# [PROMPT]
Starting at the first item and ending at the one containing "paragraph: 「Bueno, de", output these items as a Markdown table with the columns Row and Line. Number each row, include both end items, and leave out blank lines.

# [RAW RECORDS]
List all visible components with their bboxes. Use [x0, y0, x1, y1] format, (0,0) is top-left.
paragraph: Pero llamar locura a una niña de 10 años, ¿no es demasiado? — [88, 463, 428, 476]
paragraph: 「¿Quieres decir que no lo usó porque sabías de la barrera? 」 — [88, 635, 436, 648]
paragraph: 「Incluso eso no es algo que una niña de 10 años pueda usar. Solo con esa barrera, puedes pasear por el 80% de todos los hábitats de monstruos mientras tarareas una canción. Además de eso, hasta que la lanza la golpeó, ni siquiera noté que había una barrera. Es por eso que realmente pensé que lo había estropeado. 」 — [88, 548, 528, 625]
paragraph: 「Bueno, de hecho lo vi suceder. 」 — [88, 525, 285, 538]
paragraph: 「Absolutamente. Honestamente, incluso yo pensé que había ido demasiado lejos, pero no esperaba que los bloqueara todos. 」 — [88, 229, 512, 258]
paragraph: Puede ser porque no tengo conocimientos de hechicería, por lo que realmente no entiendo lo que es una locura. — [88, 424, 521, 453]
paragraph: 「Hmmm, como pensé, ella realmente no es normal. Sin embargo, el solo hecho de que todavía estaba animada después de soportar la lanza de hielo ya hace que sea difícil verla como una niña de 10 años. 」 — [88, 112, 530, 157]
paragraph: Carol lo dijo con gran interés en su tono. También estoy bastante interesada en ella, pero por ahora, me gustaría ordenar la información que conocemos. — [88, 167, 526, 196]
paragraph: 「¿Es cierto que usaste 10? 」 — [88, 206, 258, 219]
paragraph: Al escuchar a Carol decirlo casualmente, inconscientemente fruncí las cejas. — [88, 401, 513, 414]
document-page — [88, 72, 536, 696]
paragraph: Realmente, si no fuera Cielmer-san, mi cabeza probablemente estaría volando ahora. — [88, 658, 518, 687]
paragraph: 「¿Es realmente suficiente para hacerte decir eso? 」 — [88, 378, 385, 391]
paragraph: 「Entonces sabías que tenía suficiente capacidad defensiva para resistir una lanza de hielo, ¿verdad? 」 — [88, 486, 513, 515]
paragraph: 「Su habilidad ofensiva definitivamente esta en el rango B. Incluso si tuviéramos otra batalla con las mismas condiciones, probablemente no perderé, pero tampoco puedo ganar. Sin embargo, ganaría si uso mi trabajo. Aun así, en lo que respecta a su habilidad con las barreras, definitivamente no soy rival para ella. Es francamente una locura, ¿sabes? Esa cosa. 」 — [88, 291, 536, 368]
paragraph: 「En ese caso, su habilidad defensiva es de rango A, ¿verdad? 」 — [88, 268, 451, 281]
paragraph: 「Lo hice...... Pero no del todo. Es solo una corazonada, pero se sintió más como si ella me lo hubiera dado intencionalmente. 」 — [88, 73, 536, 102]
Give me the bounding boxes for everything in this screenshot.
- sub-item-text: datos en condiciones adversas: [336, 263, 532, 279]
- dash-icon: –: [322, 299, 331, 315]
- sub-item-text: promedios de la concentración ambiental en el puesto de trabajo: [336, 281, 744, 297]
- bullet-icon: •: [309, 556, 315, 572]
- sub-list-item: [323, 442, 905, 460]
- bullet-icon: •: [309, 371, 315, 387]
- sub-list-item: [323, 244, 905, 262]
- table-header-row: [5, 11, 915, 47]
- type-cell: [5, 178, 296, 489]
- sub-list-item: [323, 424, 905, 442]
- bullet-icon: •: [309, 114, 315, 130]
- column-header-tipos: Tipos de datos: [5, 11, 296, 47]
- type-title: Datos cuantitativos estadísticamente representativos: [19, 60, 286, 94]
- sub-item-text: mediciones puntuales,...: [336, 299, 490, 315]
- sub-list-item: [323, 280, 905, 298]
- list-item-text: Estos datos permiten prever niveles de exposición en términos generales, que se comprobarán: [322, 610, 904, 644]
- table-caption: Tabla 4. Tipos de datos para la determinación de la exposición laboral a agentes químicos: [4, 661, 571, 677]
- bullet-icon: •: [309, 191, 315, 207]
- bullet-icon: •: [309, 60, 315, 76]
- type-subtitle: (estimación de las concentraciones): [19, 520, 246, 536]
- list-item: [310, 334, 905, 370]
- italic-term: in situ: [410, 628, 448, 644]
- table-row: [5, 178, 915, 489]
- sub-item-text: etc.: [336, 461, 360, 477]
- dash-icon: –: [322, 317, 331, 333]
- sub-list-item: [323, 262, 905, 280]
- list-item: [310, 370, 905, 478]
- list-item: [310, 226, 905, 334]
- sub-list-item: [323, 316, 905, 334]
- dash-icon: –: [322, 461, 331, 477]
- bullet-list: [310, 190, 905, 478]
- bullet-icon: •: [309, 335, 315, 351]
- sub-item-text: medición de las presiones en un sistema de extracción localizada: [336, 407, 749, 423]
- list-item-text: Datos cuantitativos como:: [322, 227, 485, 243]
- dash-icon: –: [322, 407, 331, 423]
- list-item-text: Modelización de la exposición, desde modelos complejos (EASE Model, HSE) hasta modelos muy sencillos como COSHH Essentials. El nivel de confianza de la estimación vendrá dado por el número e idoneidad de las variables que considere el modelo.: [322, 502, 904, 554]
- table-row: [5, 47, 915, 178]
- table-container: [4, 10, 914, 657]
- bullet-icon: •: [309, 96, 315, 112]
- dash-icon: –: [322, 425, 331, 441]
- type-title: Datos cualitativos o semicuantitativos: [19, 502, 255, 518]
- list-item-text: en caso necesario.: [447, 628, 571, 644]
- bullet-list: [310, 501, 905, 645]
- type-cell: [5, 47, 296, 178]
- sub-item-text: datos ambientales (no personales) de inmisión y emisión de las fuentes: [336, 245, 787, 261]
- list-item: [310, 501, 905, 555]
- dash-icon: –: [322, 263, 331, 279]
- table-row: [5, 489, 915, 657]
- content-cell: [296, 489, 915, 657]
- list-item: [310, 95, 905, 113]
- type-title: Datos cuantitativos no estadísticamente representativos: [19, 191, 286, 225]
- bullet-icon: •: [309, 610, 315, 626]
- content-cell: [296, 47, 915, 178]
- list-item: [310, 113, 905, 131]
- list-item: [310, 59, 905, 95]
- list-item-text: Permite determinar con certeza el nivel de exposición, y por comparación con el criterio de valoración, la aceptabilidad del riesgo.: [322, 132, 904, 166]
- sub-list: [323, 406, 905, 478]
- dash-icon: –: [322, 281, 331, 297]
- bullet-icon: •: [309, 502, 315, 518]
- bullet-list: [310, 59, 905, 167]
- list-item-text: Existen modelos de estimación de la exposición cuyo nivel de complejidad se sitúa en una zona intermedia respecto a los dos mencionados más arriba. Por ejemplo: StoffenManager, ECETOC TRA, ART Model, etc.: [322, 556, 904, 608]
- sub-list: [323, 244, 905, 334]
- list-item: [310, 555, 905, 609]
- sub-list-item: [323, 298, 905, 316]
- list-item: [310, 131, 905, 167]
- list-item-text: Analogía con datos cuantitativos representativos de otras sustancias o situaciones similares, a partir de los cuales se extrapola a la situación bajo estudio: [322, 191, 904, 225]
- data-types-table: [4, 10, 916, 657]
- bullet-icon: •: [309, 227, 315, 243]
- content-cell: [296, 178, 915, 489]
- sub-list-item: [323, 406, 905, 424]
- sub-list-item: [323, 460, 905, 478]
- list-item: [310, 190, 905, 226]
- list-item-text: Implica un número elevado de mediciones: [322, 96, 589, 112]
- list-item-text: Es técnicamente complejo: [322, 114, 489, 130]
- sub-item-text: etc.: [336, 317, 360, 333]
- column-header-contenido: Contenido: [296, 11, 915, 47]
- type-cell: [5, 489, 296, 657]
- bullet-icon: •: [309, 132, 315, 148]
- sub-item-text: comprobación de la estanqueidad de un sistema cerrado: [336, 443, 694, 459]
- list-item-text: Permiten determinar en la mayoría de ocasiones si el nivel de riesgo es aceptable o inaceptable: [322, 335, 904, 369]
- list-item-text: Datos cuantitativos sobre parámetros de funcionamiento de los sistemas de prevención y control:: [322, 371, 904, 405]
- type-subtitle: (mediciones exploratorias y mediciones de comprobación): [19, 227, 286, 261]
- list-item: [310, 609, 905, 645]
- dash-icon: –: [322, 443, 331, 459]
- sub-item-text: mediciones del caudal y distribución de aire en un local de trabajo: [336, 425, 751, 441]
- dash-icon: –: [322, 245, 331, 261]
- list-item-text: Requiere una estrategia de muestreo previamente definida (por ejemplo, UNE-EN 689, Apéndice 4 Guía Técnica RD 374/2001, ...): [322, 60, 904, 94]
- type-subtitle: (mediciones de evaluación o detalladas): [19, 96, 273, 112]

# [ANSWER FOR THE TASK]
| Row | Line |
|---|---|
| 1 | List all visible components with their bboxes. Use [x0, y0, x1, y1] format, (0,0) is top-left. |
| 2 | paragraph: Pero llamar locura a una niña de 10 años, ¿no es demasiado? — [88, 463, 428, 476] |
| 3 | paragraph: 「¿Quieres decir que no lo usó porque sabías de la barrera? 」 — [88, 635, 436, 648] |
| 4 | paragraph: 「Incluso eso no es algo que una niña de 10 años pueda usar. Solo con esa barrera, puedes pasear por el 80% de todos los hábitats de monstruos mientras tarareas una canción. Además de eso, hasta que la lanza la golpeó, ni siquiera noté que había una barrera. Es por eso que realmente pensé que lo había estropeado. 」 — [88, 548, 528, 625] |
| 5 | paragraph: 「Bueno, de hecho lo vi suceder. 」 — [88, 525, 285, 538] |